[Dataset listings of figures]
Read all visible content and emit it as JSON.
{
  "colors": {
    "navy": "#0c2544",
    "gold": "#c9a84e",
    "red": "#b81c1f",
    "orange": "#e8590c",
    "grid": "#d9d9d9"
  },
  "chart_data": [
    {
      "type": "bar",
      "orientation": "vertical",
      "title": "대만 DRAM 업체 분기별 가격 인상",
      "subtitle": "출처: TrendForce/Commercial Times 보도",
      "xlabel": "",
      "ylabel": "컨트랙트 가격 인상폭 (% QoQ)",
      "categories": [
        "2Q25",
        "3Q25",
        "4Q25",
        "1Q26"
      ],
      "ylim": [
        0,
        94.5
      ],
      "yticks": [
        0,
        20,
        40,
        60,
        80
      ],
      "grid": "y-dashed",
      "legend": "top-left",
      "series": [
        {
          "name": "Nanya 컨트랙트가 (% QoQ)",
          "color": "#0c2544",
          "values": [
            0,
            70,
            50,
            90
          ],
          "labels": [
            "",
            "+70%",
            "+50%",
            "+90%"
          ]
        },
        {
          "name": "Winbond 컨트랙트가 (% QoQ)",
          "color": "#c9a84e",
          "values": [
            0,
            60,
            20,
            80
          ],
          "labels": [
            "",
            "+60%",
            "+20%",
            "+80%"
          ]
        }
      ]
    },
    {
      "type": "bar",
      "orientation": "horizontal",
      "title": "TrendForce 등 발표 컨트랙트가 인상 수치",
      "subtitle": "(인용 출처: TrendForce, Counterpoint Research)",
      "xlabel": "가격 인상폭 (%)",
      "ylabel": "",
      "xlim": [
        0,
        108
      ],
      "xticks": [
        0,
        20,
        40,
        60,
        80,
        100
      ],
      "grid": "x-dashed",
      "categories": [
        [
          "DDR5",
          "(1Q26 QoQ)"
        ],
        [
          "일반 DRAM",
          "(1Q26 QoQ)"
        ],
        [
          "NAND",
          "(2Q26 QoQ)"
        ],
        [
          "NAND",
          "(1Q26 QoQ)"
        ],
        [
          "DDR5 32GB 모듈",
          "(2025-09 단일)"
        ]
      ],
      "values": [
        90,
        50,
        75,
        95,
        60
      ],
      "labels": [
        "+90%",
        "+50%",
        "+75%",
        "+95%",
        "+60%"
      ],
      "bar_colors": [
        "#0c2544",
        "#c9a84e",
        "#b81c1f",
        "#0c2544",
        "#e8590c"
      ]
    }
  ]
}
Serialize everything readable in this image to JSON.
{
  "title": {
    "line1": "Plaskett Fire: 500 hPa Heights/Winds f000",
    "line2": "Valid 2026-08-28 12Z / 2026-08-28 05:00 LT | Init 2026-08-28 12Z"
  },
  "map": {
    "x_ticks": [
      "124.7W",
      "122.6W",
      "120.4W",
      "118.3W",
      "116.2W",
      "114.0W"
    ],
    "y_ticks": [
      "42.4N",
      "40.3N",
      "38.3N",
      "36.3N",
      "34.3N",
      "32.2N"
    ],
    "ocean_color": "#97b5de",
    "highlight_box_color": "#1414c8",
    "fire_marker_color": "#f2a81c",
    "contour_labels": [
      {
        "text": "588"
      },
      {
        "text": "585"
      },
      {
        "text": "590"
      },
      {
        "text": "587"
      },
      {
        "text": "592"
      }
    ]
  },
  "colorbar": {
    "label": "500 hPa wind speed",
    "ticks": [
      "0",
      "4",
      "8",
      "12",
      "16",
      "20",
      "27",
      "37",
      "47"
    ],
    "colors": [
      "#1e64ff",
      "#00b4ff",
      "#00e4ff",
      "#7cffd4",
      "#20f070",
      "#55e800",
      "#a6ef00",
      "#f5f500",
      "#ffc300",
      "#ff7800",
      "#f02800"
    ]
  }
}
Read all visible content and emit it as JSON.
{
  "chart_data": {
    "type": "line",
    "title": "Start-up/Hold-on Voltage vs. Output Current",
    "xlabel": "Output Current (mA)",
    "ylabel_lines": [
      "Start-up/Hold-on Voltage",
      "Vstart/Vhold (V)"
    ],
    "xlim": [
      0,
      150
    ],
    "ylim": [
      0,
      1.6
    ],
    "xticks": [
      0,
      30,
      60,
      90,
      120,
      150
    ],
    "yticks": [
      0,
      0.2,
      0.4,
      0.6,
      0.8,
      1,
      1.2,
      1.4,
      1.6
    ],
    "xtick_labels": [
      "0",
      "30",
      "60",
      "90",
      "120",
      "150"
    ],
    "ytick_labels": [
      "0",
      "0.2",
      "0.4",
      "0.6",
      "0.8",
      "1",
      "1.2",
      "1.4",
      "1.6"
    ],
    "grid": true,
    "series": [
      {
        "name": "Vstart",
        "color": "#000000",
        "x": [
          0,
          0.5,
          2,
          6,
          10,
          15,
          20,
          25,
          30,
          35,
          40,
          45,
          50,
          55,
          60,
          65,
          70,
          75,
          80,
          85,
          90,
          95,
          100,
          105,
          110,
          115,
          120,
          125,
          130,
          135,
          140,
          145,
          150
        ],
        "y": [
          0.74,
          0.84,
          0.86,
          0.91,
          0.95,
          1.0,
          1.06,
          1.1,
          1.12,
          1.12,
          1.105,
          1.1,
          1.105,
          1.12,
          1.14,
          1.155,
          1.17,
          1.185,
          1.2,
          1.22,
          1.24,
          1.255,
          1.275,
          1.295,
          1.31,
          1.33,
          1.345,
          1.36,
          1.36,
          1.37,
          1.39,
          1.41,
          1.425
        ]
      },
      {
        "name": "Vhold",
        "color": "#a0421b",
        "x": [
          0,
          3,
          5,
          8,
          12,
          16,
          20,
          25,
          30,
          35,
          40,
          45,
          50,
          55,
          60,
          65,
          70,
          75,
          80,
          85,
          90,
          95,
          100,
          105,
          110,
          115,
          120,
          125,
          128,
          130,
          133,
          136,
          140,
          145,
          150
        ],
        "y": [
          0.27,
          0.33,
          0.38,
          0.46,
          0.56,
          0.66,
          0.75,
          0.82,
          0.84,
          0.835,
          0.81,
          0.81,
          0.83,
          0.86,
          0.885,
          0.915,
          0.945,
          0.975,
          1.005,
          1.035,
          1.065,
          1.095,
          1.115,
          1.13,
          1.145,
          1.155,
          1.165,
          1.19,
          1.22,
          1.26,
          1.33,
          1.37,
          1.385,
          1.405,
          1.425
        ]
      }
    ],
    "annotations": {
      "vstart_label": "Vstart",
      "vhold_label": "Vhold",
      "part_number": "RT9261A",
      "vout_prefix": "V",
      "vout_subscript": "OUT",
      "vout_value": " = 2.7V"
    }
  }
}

• [SHORT TASK]
Report back each line of the entries that holds the string "Vhold".

• [RESPONSE TO THIS EXERCISE]
      "Vstart/Vhold (V)"
        "name": "Vhold",
      "vhold_label": "Vhold",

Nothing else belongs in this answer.